▸ Exercise
Copy each line that contains the string "Число".

(Records about charts and figures)
┄┄┄┄┄┄┄┄┄┄┄┄┄┄┄┄┄┄┄┄
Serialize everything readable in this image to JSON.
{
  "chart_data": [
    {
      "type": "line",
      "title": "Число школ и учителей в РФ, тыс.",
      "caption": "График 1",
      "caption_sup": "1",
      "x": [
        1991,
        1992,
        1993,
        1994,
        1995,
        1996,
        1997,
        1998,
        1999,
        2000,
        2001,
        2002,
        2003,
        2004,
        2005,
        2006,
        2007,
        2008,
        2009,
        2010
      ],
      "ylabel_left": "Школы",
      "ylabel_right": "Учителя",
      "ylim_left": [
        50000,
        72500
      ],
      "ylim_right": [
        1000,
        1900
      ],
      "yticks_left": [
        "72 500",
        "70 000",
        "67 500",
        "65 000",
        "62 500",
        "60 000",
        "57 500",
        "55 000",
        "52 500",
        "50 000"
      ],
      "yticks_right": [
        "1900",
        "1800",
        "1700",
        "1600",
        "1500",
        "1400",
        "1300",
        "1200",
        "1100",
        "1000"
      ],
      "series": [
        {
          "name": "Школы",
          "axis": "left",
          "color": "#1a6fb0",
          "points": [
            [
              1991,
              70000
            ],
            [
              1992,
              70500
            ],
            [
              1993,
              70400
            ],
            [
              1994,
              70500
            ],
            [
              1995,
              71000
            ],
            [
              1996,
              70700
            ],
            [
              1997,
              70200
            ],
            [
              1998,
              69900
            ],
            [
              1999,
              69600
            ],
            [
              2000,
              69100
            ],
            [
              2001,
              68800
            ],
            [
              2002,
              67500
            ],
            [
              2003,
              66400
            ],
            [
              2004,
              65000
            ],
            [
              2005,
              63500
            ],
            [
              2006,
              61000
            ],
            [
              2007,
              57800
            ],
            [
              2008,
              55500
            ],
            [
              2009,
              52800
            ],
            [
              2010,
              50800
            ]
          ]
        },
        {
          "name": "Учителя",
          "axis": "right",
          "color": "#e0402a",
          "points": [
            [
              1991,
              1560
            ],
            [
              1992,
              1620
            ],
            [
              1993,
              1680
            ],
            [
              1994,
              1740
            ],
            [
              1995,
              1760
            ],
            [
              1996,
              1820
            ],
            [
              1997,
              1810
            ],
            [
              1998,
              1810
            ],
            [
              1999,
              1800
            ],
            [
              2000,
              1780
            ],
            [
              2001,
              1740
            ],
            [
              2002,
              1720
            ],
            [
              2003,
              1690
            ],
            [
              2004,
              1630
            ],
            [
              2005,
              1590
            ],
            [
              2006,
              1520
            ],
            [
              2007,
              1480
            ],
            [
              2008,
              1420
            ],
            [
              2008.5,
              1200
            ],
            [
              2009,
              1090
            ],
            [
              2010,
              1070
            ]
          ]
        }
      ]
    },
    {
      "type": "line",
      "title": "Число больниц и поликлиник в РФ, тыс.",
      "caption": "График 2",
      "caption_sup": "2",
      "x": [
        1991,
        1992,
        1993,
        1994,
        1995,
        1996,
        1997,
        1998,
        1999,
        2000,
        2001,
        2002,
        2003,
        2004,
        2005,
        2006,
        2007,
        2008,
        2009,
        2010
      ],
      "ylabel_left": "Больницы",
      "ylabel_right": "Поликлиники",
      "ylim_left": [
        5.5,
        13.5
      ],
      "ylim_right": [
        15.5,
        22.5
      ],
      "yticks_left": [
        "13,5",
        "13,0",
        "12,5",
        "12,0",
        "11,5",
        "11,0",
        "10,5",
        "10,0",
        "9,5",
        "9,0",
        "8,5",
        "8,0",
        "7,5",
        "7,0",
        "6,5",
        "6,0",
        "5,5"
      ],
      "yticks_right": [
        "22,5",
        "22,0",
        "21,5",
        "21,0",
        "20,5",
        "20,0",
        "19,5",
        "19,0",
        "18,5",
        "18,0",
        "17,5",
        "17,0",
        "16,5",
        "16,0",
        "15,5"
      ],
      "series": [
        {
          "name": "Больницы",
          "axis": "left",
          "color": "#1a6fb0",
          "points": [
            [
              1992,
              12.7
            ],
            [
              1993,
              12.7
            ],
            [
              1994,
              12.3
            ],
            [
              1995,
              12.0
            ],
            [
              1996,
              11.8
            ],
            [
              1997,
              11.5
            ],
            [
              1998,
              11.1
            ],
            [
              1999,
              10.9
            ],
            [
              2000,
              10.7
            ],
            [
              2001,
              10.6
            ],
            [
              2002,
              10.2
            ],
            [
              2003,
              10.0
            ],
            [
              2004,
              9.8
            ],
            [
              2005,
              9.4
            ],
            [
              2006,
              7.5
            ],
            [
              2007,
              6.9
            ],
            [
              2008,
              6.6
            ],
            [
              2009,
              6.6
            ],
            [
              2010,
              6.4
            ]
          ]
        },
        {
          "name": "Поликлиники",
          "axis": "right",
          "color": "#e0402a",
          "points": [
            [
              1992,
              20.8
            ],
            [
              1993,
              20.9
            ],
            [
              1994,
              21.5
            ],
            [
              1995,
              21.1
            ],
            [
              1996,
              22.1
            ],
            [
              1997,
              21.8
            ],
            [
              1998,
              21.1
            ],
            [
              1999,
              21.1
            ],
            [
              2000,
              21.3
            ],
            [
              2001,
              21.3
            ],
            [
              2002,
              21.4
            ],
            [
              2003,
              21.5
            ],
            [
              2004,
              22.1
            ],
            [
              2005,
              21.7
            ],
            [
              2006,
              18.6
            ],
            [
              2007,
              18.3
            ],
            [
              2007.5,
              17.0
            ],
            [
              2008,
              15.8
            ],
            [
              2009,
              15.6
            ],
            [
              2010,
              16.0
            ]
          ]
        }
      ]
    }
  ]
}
┄┄┄┄┄┄┄┄┄┄┄┄┄┄┄┄┄┄┄┄
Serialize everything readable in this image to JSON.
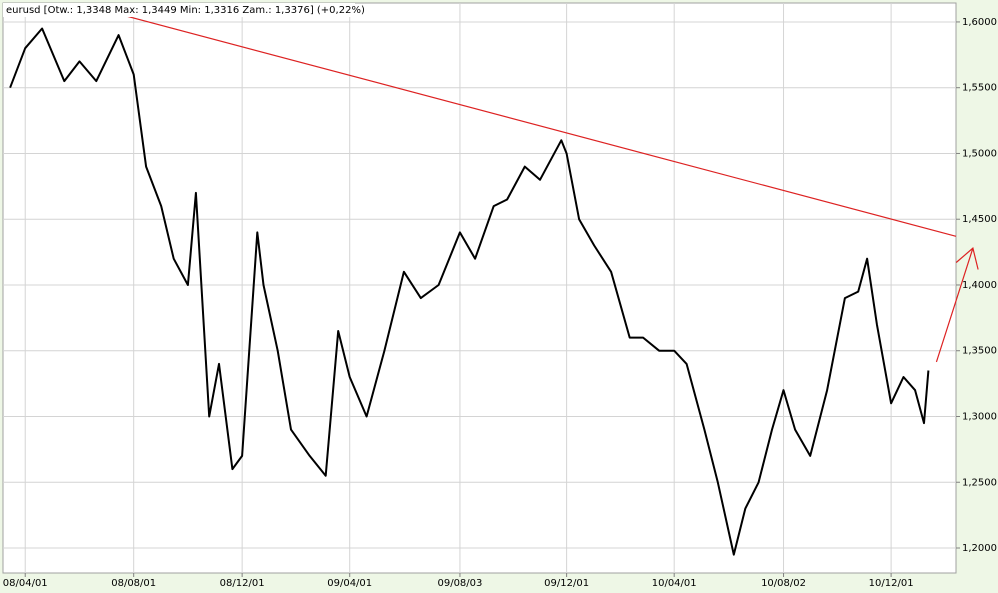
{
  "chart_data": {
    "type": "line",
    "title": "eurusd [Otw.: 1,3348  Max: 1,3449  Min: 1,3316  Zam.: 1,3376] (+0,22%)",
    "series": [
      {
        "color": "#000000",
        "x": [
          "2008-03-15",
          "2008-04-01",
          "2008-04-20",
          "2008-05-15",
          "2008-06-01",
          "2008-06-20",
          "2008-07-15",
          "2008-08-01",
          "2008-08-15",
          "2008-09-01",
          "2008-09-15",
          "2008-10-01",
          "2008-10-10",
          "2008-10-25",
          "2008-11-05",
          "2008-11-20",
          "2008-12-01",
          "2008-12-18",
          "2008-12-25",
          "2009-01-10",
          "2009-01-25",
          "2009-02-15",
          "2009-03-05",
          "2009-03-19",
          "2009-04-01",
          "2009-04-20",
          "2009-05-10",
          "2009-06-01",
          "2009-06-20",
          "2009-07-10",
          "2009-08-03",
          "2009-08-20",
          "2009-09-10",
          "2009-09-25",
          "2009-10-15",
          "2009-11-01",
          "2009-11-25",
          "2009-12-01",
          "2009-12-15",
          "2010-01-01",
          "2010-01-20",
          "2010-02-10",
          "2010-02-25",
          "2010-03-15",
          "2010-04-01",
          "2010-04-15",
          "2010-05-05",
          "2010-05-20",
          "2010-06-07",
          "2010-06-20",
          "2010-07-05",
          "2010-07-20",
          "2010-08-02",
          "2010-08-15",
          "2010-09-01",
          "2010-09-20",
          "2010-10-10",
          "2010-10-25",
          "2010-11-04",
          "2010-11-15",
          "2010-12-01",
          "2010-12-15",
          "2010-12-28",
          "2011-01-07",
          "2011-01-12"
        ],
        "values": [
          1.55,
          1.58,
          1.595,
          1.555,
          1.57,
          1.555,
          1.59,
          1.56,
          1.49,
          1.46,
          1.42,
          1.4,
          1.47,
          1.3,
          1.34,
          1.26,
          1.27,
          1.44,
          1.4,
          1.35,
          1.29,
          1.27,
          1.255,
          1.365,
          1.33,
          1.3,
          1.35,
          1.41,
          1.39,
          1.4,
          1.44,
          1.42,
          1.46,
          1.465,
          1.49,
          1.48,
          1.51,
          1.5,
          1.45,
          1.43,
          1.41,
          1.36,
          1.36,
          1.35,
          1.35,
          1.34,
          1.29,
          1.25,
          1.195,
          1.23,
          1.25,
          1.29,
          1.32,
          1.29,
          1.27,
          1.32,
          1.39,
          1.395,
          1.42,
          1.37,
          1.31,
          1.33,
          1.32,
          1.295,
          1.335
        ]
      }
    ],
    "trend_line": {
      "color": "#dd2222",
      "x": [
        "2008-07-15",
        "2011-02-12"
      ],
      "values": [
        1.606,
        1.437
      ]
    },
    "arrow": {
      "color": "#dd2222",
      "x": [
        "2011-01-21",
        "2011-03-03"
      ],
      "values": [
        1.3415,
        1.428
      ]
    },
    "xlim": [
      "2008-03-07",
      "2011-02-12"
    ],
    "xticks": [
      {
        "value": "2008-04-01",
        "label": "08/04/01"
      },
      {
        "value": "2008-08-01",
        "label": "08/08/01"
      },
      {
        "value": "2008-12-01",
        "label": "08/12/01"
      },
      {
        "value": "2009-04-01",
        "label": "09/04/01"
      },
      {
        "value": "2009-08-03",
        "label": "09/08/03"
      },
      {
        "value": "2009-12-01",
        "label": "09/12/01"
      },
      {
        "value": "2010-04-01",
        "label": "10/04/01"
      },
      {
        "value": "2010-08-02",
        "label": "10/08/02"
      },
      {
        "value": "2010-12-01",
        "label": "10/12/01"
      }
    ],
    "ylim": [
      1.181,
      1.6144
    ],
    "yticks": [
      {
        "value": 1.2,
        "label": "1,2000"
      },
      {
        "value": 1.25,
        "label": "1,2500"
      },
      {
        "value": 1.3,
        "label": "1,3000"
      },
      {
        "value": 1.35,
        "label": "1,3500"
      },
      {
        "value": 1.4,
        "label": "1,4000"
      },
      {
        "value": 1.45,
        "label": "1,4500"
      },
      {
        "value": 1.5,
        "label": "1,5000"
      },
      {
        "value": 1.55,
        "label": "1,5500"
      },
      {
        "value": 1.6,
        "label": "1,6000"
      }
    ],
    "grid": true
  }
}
┄┄┄┄┄┄┄┄┄┄┄┄┄┄┄┄┄┄┄┄
▸ Correct response
      "title": "Число школ и учителей в РФ, тыс.",
      "title": "Число больниц и поликлиник в РФ, тыс.",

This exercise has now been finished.